[Stored records]
------------
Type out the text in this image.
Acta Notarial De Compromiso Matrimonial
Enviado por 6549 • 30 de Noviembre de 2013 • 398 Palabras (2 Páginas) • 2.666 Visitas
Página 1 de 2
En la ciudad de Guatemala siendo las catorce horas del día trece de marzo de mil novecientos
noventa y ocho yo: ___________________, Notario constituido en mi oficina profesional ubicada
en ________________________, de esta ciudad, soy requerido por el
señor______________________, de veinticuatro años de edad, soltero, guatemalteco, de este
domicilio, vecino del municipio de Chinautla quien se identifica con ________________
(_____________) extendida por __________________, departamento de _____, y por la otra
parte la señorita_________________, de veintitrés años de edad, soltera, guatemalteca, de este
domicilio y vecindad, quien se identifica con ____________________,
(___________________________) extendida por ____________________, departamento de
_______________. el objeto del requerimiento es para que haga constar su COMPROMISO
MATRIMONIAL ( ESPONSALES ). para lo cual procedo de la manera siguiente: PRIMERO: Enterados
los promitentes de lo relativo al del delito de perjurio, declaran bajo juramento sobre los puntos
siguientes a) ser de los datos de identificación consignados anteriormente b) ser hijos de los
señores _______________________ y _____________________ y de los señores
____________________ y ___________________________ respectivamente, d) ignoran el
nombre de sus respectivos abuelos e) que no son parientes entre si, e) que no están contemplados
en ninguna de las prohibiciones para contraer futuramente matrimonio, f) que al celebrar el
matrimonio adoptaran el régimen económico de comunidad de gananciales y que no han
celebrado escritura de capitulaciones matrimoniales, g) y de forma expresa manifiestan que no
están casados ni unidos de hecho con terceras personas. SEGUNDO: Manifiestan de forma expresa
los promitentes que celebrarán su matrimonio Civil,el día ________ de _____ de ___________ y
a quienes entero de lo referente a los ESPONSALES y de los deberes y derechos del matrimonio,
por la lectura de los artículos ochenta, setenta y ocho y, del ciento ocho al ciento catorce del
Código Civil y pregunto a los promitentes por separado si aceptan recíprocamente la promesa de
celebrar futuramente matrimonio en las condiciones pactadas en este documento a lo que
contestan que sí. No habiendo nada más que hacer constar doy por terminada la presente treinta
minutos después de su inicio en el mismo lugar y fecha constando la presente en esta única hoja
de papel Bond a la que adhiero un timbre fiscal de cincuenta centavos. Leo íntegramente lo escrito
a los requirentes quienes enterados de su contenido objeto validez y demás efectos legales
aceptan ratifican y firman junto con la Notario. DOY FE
------------
Report the number of lines in the listing where the string "este" appears, and nothing besides.

» **Task solution**: 3